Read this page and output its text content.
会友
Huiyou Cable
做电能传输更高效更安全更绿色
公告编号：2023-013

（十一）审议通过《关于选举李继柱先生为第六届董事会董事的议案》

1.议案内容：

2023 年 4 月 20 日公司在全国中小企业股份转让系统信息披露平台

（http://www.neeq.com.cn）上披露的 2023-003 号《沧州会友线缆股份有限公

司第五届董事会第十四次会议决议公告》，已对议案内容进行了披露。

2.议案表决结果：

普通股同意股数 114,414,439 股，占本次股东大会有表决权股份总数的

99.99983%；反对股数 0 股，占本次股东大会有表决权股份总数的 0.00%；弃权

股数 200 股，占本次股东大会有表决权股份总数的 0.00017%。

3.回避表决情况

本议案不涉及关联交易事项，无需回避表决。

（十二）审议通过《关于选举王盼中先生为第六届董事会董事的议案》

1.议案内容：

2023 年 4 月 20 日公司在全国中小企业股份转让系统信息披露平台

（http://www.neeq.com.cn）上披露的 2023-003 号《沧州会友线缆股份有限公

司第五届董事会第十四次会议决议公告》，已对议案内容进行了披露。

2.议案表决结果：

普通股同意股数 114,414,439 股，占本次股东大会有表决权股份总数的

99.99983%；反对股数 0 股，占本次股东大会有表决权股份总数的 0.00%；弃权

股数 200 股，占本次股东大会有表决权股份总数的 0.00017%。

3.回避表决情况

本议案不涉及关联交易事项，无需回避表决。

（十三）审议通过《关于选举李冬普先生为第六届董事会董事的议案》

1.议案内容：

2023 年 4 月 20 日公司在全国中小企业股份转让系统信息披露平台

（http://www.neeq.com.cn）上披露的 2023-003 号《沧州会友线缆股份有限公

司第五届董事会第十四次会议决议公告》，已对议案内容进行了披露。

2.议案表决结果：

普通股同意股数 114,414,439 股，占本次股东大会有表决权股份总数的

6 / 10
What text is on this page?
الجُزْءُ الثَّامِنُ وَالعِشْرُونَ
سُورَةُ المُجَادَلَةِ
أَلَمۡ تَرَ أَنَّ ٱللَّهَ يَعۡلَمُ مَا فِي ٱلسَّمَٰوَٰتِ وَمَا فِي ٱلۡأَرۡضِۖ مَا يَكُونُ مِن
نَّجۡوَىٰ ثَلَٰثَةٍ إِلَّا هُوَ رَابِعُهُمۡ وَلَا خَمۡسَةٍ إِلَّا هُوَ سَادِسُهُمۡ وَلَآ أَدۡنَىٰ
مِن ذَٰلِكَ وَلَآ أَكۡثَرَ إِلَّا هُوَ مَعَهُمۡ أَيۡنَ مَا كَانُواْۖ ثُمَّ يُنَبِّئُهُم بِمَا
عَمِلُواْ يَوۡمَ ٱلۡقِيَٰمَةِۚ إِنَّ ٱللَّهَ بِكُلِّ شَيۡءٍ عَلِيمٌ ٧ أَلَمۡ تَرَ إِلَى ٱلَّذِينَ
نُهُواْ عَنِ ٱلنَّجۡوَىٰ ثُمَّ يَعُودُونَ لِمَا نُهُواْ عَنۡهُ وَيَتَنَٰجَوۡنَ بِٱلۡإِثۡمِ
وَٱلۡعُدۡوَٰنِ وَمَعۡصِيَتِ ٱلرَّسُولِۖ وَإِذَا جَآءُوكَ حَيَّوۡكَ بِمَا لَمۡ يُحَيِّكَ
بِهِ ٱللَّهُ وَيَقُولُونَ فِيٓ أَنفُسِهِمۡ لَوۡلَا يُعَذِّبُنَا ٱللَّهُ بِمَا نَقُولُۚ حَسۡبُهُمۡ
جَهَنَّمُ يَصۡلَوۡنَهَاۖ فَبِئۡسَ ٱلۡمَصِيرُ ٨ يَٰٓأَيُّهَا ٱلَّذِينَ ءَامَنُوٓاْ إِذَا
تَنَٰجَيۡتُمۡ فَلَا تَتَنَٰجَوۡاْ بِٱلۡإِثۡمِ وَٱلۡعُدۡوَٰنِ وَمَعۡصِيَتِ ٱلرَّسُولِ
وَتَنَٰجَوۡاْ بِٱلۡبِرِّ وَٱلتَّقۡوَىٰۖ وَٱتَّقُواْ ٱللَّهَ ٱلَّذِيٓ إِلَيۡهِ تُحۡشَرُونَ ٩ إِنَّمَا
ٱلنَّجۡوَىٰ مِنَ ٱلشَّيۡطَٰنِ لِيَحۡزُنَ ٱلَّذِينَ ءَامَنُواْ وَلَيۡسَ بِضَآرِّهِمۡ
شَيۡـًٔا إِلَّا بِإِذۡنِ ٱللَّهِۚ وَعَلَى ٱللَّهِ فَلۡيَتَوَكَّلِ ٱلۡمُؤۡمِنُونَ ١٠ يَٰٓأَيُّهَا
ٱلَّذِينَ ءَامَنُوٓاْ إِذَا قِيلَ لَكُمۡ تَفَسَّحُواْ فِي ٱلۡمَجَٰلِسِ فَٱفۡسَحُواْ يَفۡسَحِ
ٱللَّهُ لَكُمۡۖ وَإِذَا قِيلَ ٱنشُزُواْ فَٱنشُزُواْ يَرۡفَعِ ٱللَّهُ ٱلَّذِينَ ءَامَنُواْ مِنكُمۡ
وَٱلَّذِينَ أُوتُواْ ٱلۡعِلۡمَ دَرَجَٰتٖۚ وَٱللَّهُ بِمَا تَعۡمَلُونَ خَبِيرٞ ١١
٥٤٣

To do:
Faithfully transcribe the whole of the data.

Complete answer:
Read this page and output its text content.
会友
Huiyou Cable
做电能传输更高效更安全更绿色
公告编号：2023-013

（十一）审议通过《关于选举李继柱先生为第六届董事会董事的议案》

1.议案内容：

2023 年 4 月 20 日公司在全国中小企业股份转让系统信息披露平台

（http://www.neeq.com.cn）上披露的 2023-003 号《沧州会友线缆股份有限公

司第五届董事会第十四次会议决议公告》，已对议案内容进行了披露。

2.议案表决结果：

普通股同意股数 114,414,439 股，占本次股东大会有表决权股份总数的

99.99983%；反对股数 0 股，占本次股东大会有表决权股份总数的 0.00%；弃权

股数 200 股，占本次股东大会有表决权股份总数的 0.00017%。

3.回避表决情况

本议案不涉及关联交易事项，无需回避表决。

（十二）审议通过《关于选举王盼中先生为第六届董事会董事的议案》

1.议案内容：

2023 年 4 月 20 日公司在全国中小企业股份转让系统信息披露平台

（http://www.neeq.com.cn）上披露的 2023-003 号《沧州会友线缆股份有限公

司第五届董事会第十四次会议决议公告》，已对议案内容进行了披露。

2.议案表决结果：

普通股同意股数 114,414,439 股，占本次股东大会有表决权股份总数的

99.99983%；反对股数 0 股，占本次股东大会有表决权股份总数的 0.00%；弃权

股数 200 股，占本次股东大会有表决权股份总数的 0.00017%。

3.回避表决情况

本议案不涉及关联交易事项，无需回避表决。

（十三）审议通过《关于选举李冬普先生为第六届董事会董事的议案》

1.议案内容：

2023 年 4 月 20 日公司在全国中小企业股份转让系统信息披露平台

（http://www.neeq.com.cn）上披露的 2023-003 号《沧州会友线缆股份有限公

司第五届董事会第十四次会议决议公告》，已对议案内容进行了披露。

2.议案表决结果：

普通股同意股数 114,414,439 股，占本次股东大会有表决权股份总数的

6 / 10
What text is on this page?
الجُزْءُ الثَّامِنُ وَالعِشْرُونَ
سُورَةُ المُجَادَلَةِ
أَلَمۡ تَرَ أَنَّ ٱللَّهَ يَعۡلَمُ مَا فِي ٱلسَّمَٰوَٰتِ وَمَا فِي ٱلۡأَرۡضِۖ مَا يَكُونُ مِن
نَّجۡوَىٰ ثَلَٰثَةٍ إِلَّا هُوَ رَابِعُهُمۡ وَلَا خَمۡسَةٍ إِلَّا هُوَ سَادِسُهُمۡ وَلَآ أَدۡنَىٰ
مِن ذَٰلِكَ وَلَآ أَكۡثَرَ إِلَّا هُوَ مَعَهُمۡ أَيۡنَ مَا كَانُواْۖ ثُمَّ يُنَبِّئُهُم بِمَا
عَمِلُواْ يَوۡمَ ٱلۡقِيَٰمَةِۚ إِنَّ ٱللَّهَ بِكُلِّ شَيۡءٍ عَلِيمٌ ٧ أَلَمۡ تَرَ إِلَى ٱلَّذِينَ
نُهُواْ عَنِ ٱلنَّجۡوَىٰ ثُمَّ يَعُودُونَ لِمَا نُهُواْ عَنۡهُ وَيَتَنَٰجَوۡنَ بِٱلۡإِثۡمِ
وَٱلۡعُدۡوَٰنِ وَمَعۡصِيَتِ ٱلرَّسُولِۖ وَإِذَا جَآءُوكَ حَيَّوۡكَ بِمَا لَمۡ يُحَيِّكَ
بِهِ ٱللَّهُ وَيَقُولُونَ فِيٓ أَنفُسِهِمۡ لَوۡلَا يُعَذِّبُنَا ٱللَّهُ بِمَا نَقُولُۚ حَسۡبُهُمۡ
جَهَنَّمُ يَصۡلَوۡنَهَاۖ فَبِئۡسَ ٱلۡمَصِيرُ ٨ يَٰٓأَيُّهَا ٱلَّذِينَ ءَامَنُوٓاْ إِذَا
تَنَٰجَيۡتُمۡ فَلَا تَتَنَٰجَوۡاْ بِٱلۡإِثۡمِ وَٱلۡعُدۡوَٰنِ وَمَعۡصِيَتِ ٱلرَّسُولِ
وَتَنَٰجَوۡاْ بِٱلۡبِرِّ وَٱلتَّقۡوَىٰۖ وَٱتَّقُواْ ٱللَّهَ ٱلَّذِيٓ إِلَيۡهِ تُحۡشَرُونَ ٩ إِنَّمَا
ٱلنَّجۡوَىٰ مِنَ ٱلشَّيۡطَٰنِ لِيَحۡزُنَ ٱلَّذِينَ ءَامَنُواْ وَلَيۡسَ بِضَآرِّهِمۡ
شَيۡـًٔا إِلَّا بِإِذۡنِ ٱللَّهِۚ وَعَلَى ٱللَّهِ فَلۡيَتَوَكَّلِ ٱلۡمُؤۡمِنُونَ ١٠ يَٰٓأَيُّهَا
ٱلَّذِينَ ءَامَنُوٓاْ إِذَا قِيلَ لَكُمۡ تَفَسَّحُواْ فِي ٱلۡمَجَٰلِسِ فَٱفۡسَحُواْ يَفۡسَحِ
ٱللَّهُ لَكُمۡۖ وَإِذَا قِيلَ ٱنشُزُواْ فَٱنشُزُواْ يَرۡفَعِ ٱللَّهُ ٱلَّذِينَ ءَامَنُواْ مِنكُمۡ
وَٱلَّذِينَ أُوتُواْ ٱلۡعِلۡمَ دَرَجَٰتٖۚ وَٱللَّهُ بِمَا تَعۡمَلُونَ خَبِيرٞ ١١
٥٤٣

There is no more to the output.